Task objective: Restate the whole listing word for word. Pictures are left out.

Provided entries:
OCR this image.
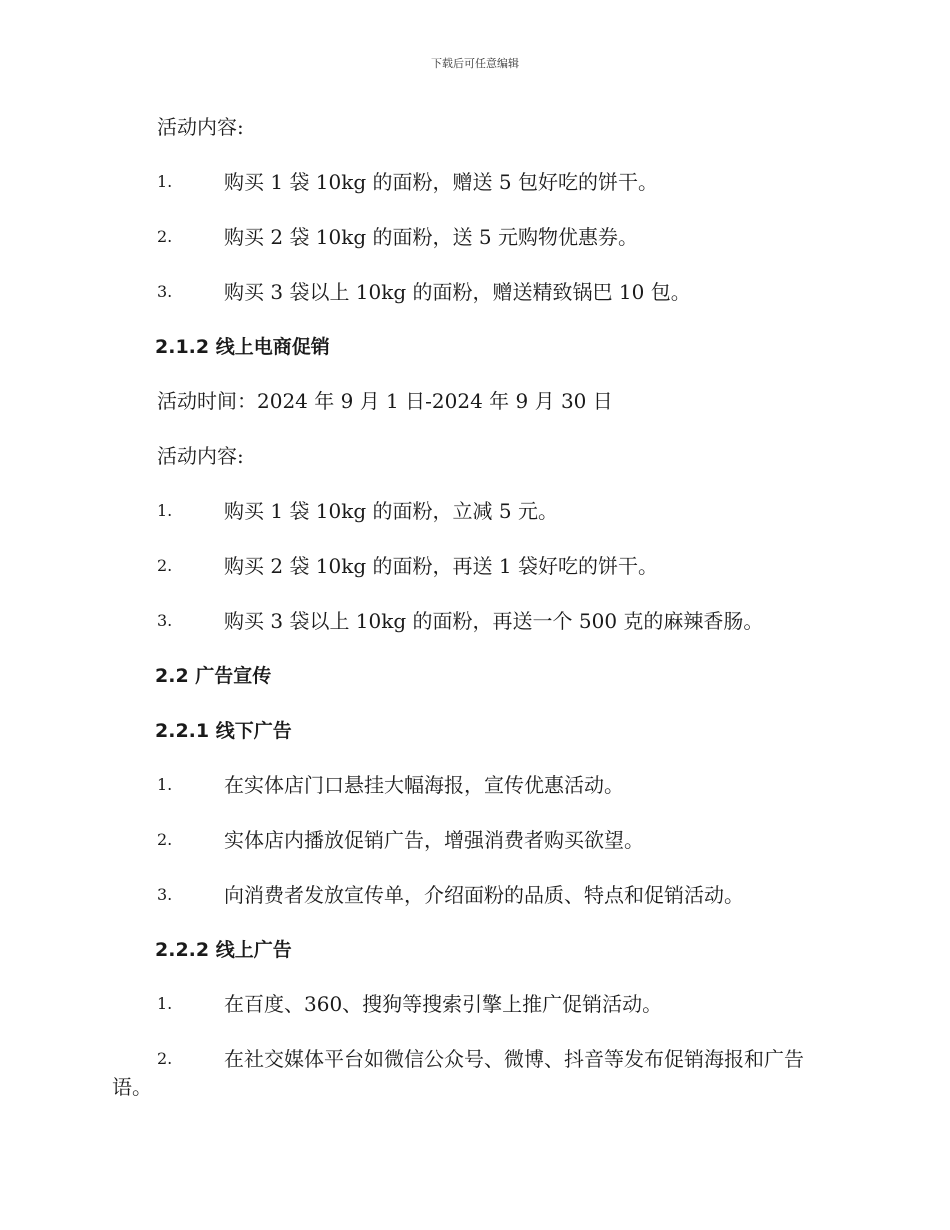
下载后可任意编辑
活动内容:
1.	购买 1 袋 10kg 的面粉，赠送 5 包好吃的饼干。
2.	购买 2 袋 10kg 的面粉，送 5 元购物优惠券。
3.	购买 3 袋以上 10kg 的面粉，赠送精致锅巴 10 包。
2.1.2 线上电商促销
活动时间：2024 年 9 月 1 日-2024 年 9 月 30 日
活动内容:
1.	购买 1 袋 10kg 的面粉，立减 5 元。
2.	购买 2 袋 10kg 的面粉，再送 1 袋好吃的饼干。
3.	购买 3 袋以上 10kg 的面粉，再送一个 500 克的麻辣香肠。
2.2 广告宣传
2.2.1 线下广告
1.	在实体店门口悬挂大幅海报，宣传优惠活动。
2.	实体店内播放促销广告，增强消费者购买欲望。
3.	向消费者发放宣传单，介绍面粉的品质、特点和促销活动。
2.2.2 线上广告
1.	在百度、360、搜狗等搜索引擎上推广促销活动。
2.	在社交媒体平台如微信公众号、微博、抖音等发布促销海报和广告语。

Answer in full:
OCR this image.
下载后可任意编辑
活动内容:
1.	购买 1 袋 10kg 的面粉，赠送 5 包好吃的饼干。
2.	购买 2 袋 10kg 的面粉，送 5 元购物优惠券。
3.	购买 3 袋以上 10kg 的面粉，赠送精致锅巴 10 包。
2.1.2 线上电商促销
活动时间：2024 年 9 月 1 日-2024 年 9 月 30 日
活动内容:
1.	购买 1 袋 10kg 的面粉，立减 5 元。
2.	购买 2 袋 10kg 的面粉，再送 1 袋好吃的饼干。
3.	购买 3 袋以上 10kg 的面粉，再送一个 500 克的麻辣香肠。
2.2 广告宣传
2.2.1 线下广告
1.	在实体店门口悬挂大幅海报，宣传优惠活动。
2.	实体店内播放促销广告，增强消费者购买欲望。
3.	向消费者发放宣传单，介绍面粉的品质、特点和促销活动。
2.2.2 线上广告
1.	在百度、360、搜狗等搜索引擎上推广促销活动。
2.	在社交媒体平台如微信公众号、微博、抖音等发布促销海报和广告语。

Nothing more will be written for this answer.